Your objective: Show all lines holding "verrà".

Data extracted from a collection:
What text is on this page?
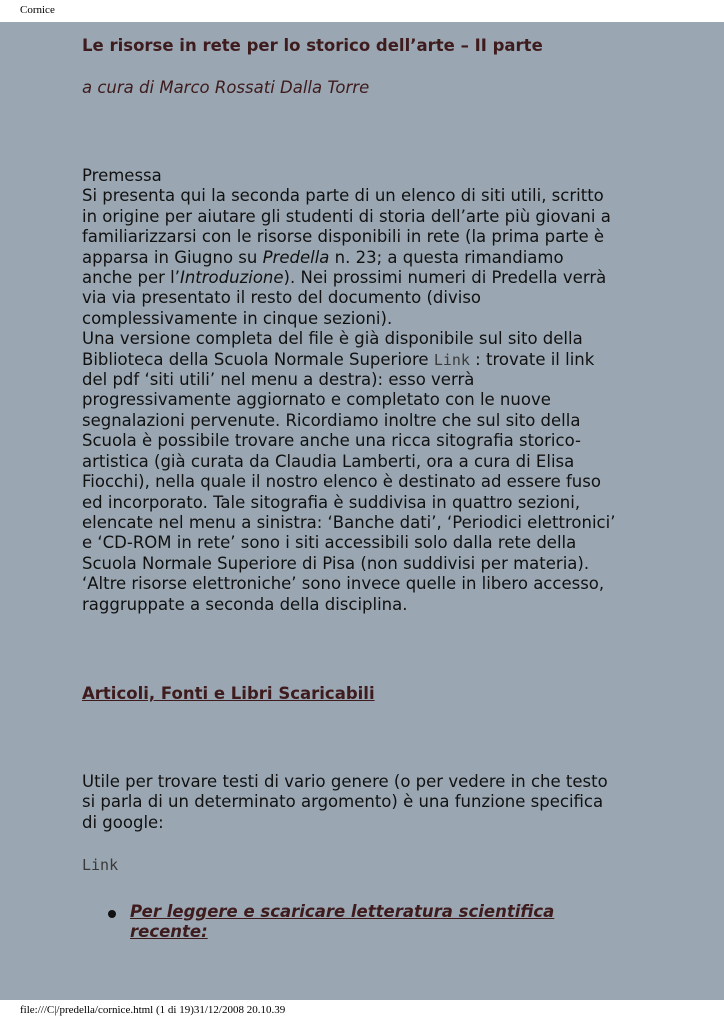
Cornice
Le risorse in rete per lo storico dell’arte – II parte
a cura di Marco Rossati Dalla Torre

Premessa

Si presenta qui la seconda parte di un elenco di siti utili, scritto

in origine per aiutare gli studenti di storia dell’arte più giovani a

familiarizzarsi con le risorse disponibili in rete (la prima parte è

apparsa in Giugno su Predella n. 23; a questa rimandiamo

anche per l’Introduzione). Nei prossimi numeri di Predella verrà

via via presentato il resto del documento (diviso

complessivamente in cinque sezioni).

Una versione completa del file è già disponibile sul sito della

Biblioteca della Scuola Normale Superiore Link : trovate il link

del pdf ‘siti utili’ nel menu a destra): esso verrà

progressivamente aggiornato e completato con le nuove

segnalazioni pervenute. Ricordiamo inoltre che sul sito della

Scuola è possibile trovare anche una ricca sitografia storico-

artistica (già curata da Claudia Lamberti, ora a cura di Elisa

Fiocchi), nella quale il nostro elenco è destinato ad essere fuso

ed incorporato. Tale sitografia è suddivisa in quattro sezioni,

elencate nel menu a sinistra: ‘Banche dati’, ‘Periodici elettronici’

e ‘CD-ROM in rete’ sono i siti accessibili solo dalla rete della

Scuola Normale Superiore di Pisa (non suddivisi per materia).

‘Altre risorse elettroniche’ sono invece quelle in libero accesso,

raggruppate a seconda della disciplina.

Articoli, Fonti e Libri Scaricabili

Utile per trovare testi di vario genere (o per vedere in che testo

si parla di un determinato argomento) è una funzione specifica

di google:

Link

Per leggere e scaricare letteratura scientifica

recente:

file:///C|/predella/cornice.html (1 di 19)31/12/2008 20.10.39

* * *

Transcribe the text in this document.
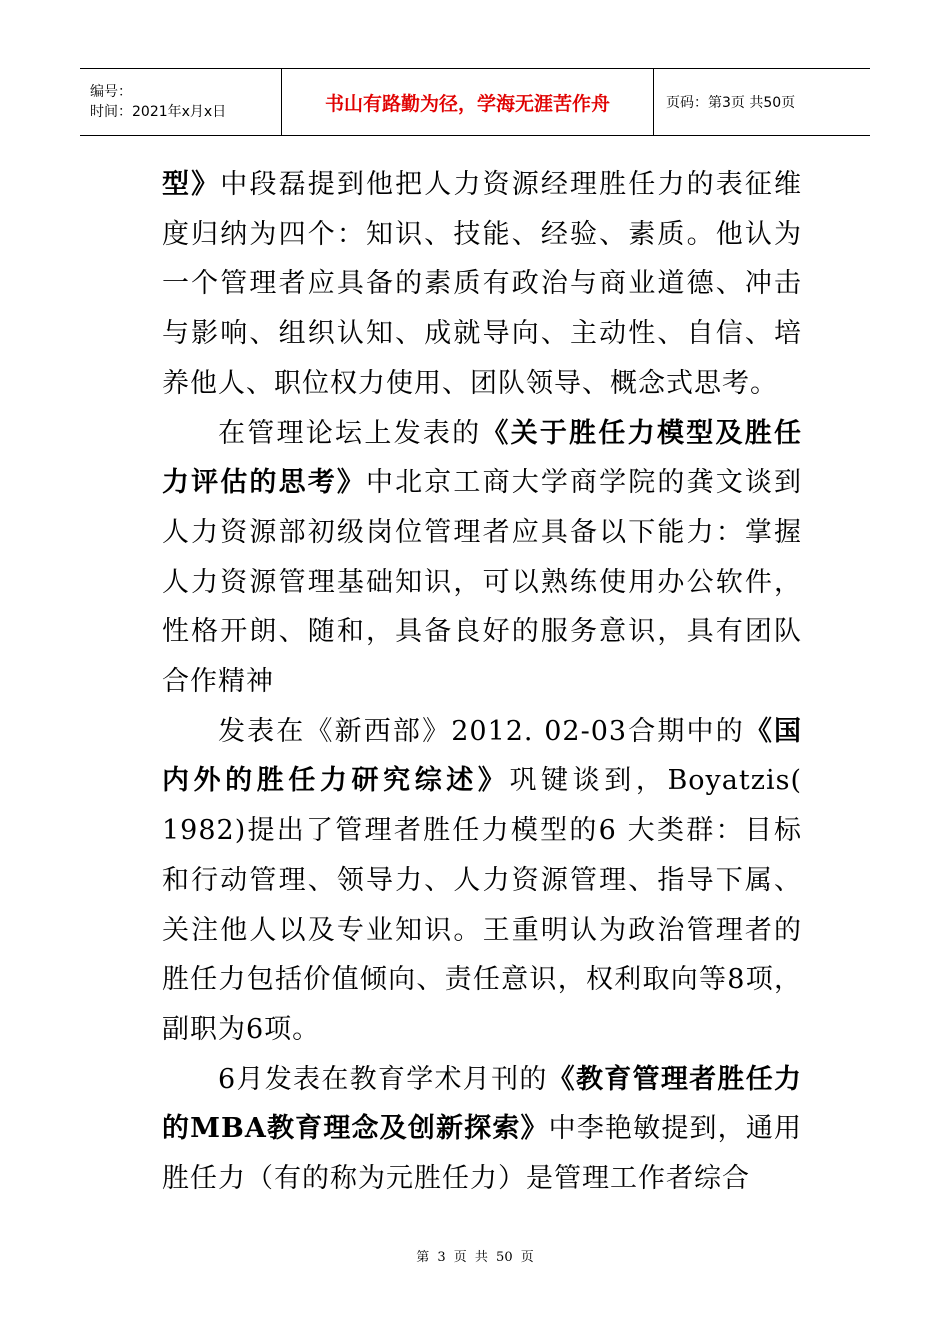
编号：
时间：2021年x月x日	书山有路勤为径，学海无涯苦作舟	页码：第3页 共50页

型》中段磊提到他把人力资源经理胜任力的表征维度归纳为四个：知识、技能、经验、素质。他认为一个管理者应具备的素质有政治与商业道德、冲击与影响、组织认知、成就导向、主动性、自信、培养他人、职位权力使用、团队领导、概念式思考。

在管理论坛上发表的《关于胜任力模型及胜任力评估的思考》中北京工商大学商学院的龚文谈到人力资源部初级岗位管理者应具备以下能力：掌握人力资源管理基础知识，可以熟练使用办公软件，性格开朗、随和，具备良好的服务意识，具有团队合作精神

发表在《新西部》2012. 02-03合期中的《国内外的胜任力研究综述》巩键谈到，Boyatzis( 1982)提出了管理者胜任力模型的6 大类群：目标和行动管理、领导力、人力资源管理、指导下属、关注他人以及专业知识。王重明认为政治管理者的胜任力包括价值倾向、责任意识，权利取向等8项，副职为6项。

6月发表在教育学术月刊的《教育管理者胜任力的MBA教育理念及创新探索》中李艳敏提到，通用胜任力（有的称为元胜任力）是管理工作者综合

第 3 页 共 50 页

Result below:
anche per l’Introduzione). Nei prossimi numeri di Predella verrà
del pdf ‘siti utili’ nel menu a destra): esso verrà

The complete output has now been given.